Stored rows ->
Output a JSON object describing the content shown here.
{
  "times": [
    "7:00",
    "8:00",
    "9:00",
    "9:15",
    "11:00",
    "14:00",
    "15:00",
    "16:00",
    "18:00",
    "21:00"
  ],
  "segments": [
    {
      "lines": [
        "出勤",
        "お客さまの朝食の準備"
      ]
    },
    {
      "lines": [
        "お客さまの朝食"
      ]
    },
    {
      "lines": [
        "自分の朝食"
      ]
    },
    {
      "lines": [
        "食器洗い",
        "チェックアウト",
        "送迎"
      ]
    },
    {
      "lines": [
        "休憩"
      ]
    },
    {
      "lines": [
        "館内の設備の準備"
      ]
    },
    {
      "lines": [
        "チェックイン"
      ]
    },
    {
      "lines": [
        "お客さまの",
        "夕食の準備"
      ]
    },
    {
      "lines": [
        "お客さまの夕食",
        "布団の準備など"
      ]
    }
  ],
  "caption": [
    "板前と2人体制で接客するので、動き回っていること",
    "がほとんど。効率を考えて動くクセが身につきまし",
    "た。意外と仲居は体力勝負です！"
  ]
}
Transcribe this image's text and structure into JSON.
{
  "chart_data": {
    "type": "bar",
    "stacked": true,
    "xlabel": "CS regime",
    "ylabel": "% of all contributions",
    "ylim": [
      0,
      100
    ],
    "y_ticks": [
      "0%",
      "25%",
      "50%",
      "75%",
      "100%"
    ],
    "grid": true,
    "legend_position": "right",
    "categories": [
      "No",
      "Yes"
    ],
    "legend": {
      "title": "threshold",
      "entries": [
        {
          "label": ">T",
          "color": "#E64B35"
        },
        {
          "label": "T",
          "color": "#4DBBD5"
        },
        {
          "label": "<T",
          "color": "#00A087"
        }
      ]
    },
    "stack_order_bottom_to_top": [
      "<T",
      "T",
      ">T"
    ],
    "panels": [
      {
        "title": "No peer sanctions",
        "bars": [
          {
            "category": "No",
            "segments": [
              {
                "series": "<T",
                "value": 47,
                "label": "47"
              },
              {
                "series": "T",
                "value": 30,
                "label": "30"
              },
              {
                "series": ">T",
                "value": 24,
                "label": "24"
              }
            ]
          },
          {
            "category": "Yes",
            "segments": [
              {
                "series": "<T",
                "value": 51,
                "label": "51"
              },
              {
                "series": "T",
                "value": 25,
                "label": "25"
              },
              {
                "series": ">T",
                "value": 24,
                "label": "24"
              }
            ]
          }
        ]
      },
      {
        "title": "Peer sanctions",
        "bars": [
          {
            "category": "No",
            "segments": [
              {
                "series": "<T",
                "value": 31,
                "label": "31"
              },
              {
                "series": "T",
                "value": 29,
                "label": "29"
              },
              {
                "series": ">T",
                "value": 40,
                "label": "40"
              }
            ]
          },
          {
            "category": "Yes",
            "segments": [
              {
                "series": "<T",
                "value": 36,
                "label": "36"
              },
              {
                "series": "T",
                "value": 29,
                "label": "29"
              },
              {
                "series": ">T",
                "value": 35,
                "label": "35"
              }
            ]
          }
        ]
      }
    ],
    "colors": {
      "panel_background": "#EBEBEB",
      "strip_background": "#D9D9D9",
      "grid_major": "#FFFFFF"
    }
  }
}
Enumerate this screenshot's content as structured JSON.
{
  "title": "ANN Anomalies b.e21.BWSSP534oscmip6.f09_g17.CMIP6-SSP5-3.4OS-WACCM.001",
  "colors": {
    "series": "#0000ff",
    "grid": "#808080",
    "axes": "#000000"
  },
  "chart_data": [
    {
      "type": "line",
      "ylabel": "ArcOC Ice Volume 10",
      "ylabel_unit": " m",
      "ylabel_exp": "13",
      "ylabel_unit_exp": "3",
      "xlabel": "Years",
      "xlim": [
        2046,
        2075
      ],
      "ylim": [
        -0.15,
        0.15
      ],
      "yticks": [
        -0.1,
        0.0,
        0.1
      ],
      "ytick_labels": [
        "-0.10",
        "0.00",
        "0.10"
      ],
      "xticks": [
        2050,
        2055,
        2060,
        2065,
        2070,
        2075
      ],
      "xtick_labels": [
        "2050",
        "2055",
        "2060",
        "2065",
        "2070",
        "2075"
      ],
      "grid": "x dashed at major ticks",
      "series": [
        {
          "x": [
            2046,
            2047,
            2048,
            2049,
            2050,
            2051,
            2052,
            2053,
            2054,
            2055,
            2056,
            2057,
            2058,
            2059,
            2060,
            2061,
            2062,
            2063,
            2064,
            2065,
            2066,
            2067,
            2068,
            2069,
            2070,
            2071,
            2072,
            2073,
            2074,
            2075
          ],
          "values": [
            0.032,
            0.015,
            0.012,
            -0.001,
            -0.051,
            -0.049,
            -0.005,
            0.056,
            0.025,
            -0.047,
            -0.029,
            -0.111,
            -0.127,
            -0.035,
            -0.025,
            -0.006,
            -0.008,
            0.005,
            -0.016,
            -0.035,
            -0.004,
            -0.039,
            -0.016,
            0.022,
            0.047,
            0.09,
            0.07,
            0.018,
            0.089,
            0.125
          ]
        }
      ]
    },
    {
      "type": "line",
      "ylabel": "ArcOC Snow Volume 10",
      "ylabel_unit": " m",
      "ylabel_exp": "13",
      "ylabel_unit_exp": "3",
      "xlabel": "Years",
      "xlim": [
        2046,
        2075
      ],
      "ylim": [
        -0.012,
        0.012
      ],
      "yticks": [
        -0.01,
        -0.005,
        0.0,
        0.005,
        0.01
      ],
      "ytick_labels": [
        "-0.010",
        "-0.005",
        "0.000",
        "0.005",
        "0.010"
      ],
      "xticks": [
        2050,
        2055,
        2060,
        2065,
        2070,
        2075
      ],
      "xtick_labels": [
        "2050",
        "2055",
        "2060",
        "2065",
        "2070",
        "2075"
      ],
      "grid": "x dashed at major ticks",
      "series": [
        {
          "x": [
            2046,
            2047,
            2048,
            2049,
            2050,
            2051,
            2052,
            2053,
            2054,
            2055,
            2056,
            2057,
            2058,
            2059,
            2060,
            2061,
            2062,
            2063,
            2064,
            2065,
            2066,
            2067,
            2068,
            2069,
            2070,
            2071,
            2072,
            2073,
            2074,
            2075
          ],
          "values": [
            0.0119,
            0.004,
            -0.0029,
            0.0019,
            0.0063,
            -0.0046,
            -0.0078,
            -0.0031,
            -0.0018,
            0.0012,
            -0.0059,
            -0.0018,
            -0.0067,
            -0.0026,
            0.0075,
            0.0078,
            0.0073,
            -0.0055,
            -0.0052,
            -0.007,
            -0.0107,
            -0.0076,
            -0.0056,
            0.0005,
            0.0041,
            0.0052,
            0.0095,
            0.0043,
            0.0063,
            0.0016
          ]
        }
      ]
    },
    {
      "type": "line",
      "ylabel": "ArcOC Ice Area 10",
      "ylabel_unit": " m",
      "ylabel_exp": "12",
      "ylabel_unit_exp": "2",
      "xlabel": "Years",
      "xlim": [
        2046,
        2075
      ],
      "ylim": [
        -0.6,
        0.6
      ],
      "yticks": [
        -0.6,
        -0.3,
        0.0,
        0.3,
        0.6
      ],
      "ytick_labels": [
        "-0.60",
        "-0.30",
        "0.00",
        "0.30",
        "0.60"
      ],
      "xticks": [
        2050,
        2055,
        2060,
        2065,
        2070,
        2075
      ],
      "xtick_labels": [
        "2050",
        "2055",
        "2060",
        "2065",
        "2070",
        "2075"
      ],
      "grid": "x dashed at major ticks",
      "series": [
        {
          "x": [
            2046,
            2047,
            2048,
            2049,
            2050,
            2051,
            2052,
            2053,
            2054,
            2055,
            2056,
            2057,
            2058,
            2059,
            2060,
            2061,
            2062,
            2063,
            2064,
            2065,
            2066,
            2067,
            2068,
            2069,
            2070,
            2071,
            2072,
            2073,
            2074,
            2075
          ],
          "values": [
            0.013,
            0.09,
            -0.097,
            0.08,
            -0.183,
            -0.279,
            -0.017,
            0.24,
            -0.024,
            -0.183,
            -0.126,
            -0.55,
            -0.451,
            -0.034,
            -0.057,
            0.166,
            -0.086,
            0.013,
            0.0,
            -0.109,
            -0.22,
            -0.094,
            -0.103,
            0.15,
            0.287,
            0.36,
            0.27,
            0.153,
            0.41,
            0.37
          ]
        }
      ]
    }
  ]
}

Exercise details -> Pull out every line of the entries that includes the word "this".

Response to the task ->
Transcribe this image's text and structure into JSON.
Enumerate this screenshot's content as structured JSON.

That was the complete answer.